REQUIREMENTS: In the entries below, find the lines with the word "JSON" and copy them.

[Stored data]
..............................

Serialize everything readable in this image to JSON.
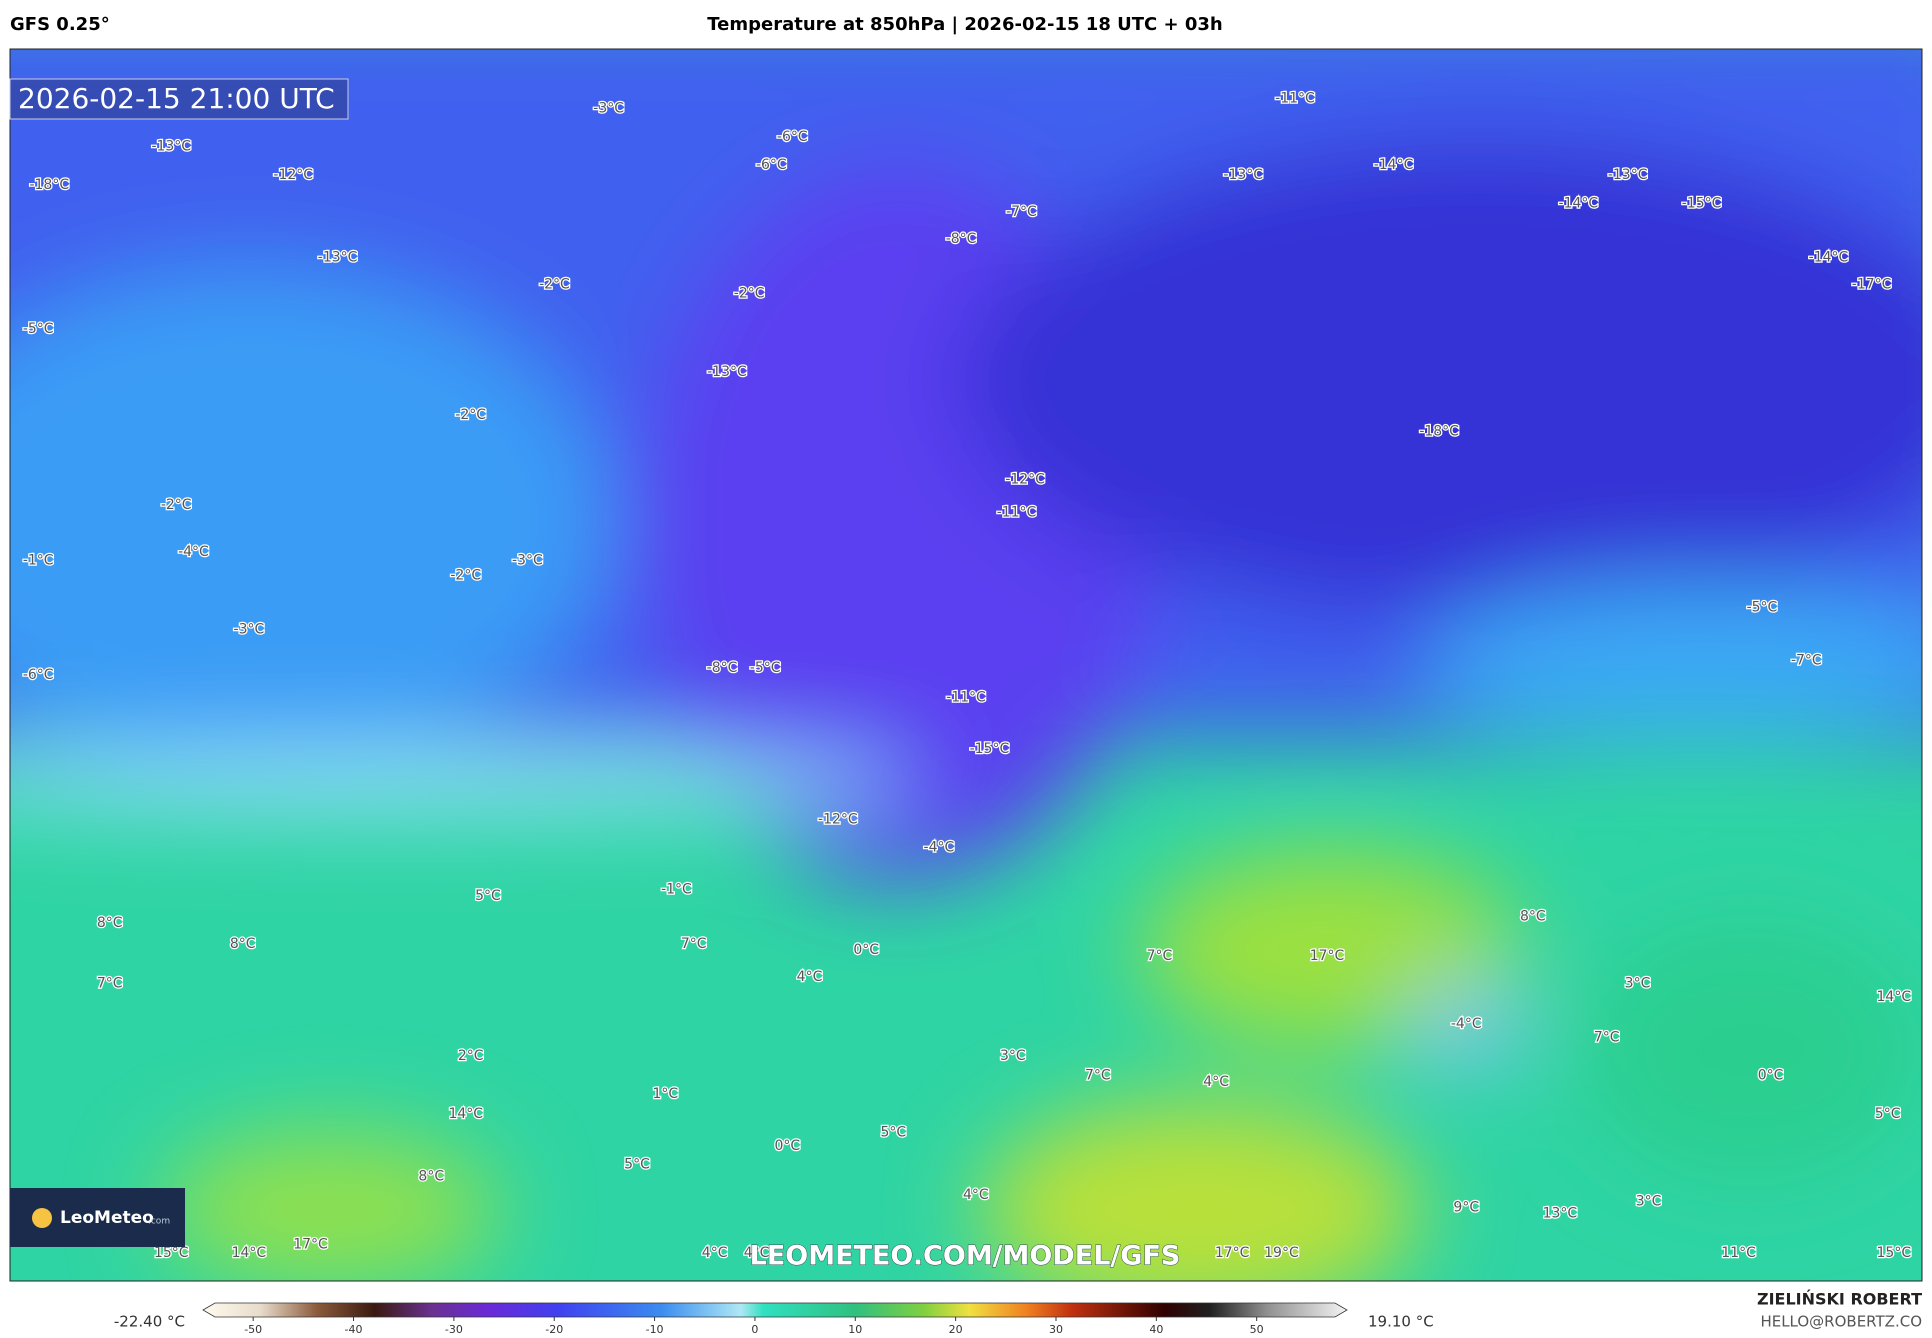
{
  "header": {
    "model": "GFS 0.25°",
    "title": "Temperature at 850hPa | 2026-02-15 18 UTC + 03h"
  },
  "timestamp": "2026-02-15 21:00 UTC",
  "watermark": "LEOMETEO.COM/MODEL/GFS",
  "logo": {
    "name": "LeoMeteo",
    "suffix": ".com"
  },
  "map_labels": [
    "-3°C",
    "-6°C",
    "-6°C",
    "-13°C",
    "-12°C",
    "-18°C",
    "-13°C",
    "-2°C",
    "-5°C",
    "-2°C",
    "-13°C",
    "-2°C",
    "-2°C",
    "-4°C",
    "-1°C",
    "-2°C",
    "-3°C",
    "-3°C",
    "-6°C",
    "-8°C",
    "-5°C",
    "-11°C",
    "-14°C",
    "-13°C",
    "-13°C",
    "-14°C",
    "-15°C",
    "-7°C",
    "-8°C",
    "-14°C",
    "-17°C",
    "-18°C",
    "-12°C",
    "-11°C",
    "-5°C",
    "-7°C",
    "-11°C",
    "-15°C",
    "-12°C",
    "-4°C",
    "-1°C",
    "5°C",
    "8°C",
    "8°C",
    "7°C",
    "7°C",
    "0°C",
    "4°C",
    "7°C",
    "17°C",
    "8°C",
    "3°C",
    "14°C",
    "-4°C",
    "7°C",
    "2°C",
    "3°C",
    "7°C",
    "4°C",
    "0°C",
    "1°C",
    "14°C",
    "5°C",
    "5°C",
    "0°C",
    "5°C",
    "8°C",
    "4°C",
    "9°C",
    "3°C",
    "13°C",
    "15°C",
    "14°C",
    "17°C",
    "4°C",
    "4°C",
    "17°C",
    "19°C",
    "11°C",
    "15°C"
  ],
  "colorbar": {
    "min_label": "-22.40 °C",
    "max_label": "19.10 °C",
    "range": [
      -55,
      59
    ],
    "ticks": [
      -50,
      -40,
      -30,
      -20,
      -10,
      0,
      10,
      20,
      30,
      40,
      50
    ]
  },
  "credit": {
    "author": "ZIELIŃSKI ROBERT",
    "email": "HELLO@ROBERTZ.CO"
  }
}
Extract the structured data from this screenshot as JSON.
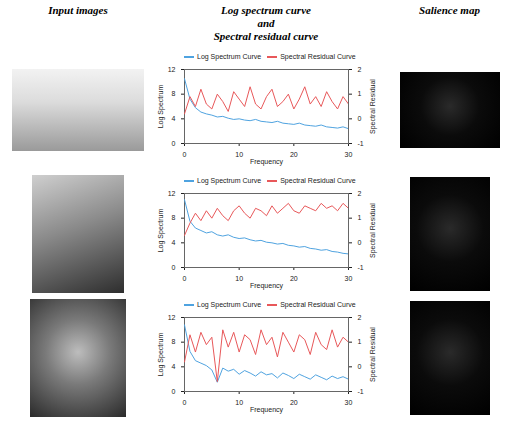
{
  "column_headers": [
    [
      "Input images"
    ],
    [
      "Log spectrum curve",
      "and",
      "Spectral residual curve"
    ],
    [
      "Salience map"
    ]
  ],
  "chart_data": [
    {
      "type": "line",
      "x_label": "Frequency",
      "y_label": "Log Spectrum",
      "y2_label": "Spectral Residual",
      "legend": "top",
      "x": [
        0,
        1,
        2,
        3,
        4,
        5,
        6,
        7,
        8,
        9,
        10,
        11,
        12,
        13,
        14,
        15,
        16,
        17,
        18,
        19,
        20,
        21,
        22,
        23,
        24,
        25,
        26,
        27,
        28,
        29,
        30
      ],
      "xlim": [
        0,
        30
      ],
      "xticks": [
        0,
        10,
        20,
        30
      ],
      "ylim": [
        0,
        12
      ],
      "yticks": [
        0,
        4,
        8,
        12
      ],
      "y2lim": [
        -1,
        2
      ],
      "y2ticks": [
        -1,
        0,
        1,
        2
      ],
      "series": [
        {
          "name": "Log Spectrum Curve",
          "color": "#4fa3e0",
          "values": [
            10.5,
            7.2,
            5.8,
            5.1,
            4.8,
            4.6,
            4.3,
            4.4,
            4.1,
            3.9,
            4.0,
            3.8,
            3.7,
            3.9,
            3.6,
            3.5,
            3.4,
            3.6,
            3.3,
            3.2,
            3.1,
            3.3,
            3.0,
            2.9,
            2.8,
            3.0,
            2.7,
            2.6,
            2.5,
            2.7,
            2.4
          ]
        },
        {
          "name": "Spectral Residual Curve",
          "color": "#e8585a",
          "axis": "y2",
          "values": [
            0.2,
            0.9,
            0.5,
            1.2,
            0.6,
            0.4,
            1.0,
            0.7,
            0.3,
            1.1,
            0.8,
            0.5,
            1.3,
            0.6,
            0.4,
            0.9,
            1.2,
            0.5,
            0.7,
            1.0,
            0.4,
            0.8,
            1.3,
            0.6,
            0.9,
            0.5,
            1.1,
            0.7,
            0.4,
            0.9,
            0.6
          ]
        }
      ]
    },
    {
      "type": "line",
      "x_label": "Frequency",
      "y_label": "Log Spectrum",
      "y2_label": "Spectral Residual",
      "legend": "top",
      "x": [
        0,
        1,
        2,
        3,
        4,
        5,
        6,
        7,
        8,
        9,
        10,
        11,
        12,
        13,
        14,
        15,
        16,
        17,
        18,
        19,
        20,
        21,
        22,
        23,
        24,
        25,
        26,
        27,
        28,
        29,
        30
      ],
      "xlim": [
        0,
        30
      ],
      "xticks": [
        0,
        10,
        20,
        30
      ],
      "ylim": [
        0,
        12
      ],
      "yticks": [
        0,
        4,
        8,
        12
      ],
      "y2lim": [
        -1,
        2
      ],
      "y2ticks": [
        -1,
        0,
        1,
        2
      ],
      "series": [
        {
          "name": "Log Spectrum Curve",
          "color": "#4fa3e0",
          "values": [
            11.0,
            7.5,
            6.4,
            6.0,
            5.6,
            5.8,
            5.3,
            5.1,
            5.3,
            4.9,
            4.7,
            4.8,
            4.5,
            4.3,
            4.4,
            4.1,
            4.0,
            3.8,
            3.9,
            3.6,
            3.5,
            3.3,
            3.4,
            3.1,
            3.0,
            2.8,
            2.9,
            2.6,
            2.5,
            2.3,
            2.2
          ]
        },
        {
          "name": "Spectral Residual Curve",
          "color": "#e8585a",
          "axis": "y2",
          "values": [
            0.3,
            0.8,
            1.2,
            0.9,
            1.3,
            1.0,
            1.4,
            1.1,
            0.9,
            1.3,
            1.5,
            1.2,
            1.0,
            1.4,
            1.3,
            1.1,
            1.5,
            1.2,
            1.4,
            1.6,
            1.3,
            1.2,
            1.5,
            1.4,
            1.3,
            1.6,
            1.4,
            1.5,
            1.3,
            1.6,
            1.4
          ]
        }
      ]
    },
    {
      "type": "line",
      "x_label": "Frequency",
      "y_label": "Log Spectrum",
      "y2_label": "Spectral Residual",
      "legend": "top",
      "x": [
        0,
        1,
        2,
        3,
        4,
        5,
        6,
        7,
        8,
        9,
        10,
        11,
        12,
        13,
        14,
        15,
        16,
        17,
        18,
        19,
        20,
        21,
        22,
        23,
        24,
        25,
        26,
        27,
        28,
        29,
        30
      ],
      "xlim": [
        0,
        30
      ],
      "xticks": [
        0,
        10,
        20,
        30
      ],
      "ylim": [
        0,
        12
      ],
      "yticks": [
        0,
        4,
        8,
        12
      ],
      "y2lim": [
        -1,
        2
      ],
      "y2ticks": [
        -1,
        0,
        1,
        2
      ],
      "series": [
        {
          "name": "Log Spectrum Curve",
          "color": "#4fa3e0",
          "values": [
            10.8,
            6.5,
            5.0,
            4.6,
            4.2,
            3.5,
            1.5,
            3.8,
            3.3,
            3.6,
            2.8,
            3.4,
            3.0,
            2.5,
            3.2,
            2.7,
            2.9,
            2.2,
            3.0,
            2.6,
            2.1,
            2.8,
            2.4,
            2.0,
            2.7,
            2.3,
            1.9,
            2.5,
            2.1,
            2.4,
            2.0
          ]
        },
        {
          "name": "Spectral Residual Curve",
          "color": "#e8585a",
          "axis": "y2",
          "values": [
            0.2,
            1.3,
            0.6,
            1.4,
            0.9,
            1.2,
            -0.6,
            1.5,
            0.8,
            1.4,
            0.6,
            1.3,
            1.1,
            0.5,
            1.5,
            0.9,
            1.2,
            0.4,
            1.4,
            1.0,
            0.6,
            1.3,
            1.1,
            0.5,
            1.4,
            0.9,
            0.7,
            1.5,
            0.8,
            1.2,
            1.0
          ]
        }
      ]
    }
  ]
}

..............................

CORRECT OUTPUT:
Serialize everything readable in this image to JSON.
Extract the structured data from this screenshot as JSON.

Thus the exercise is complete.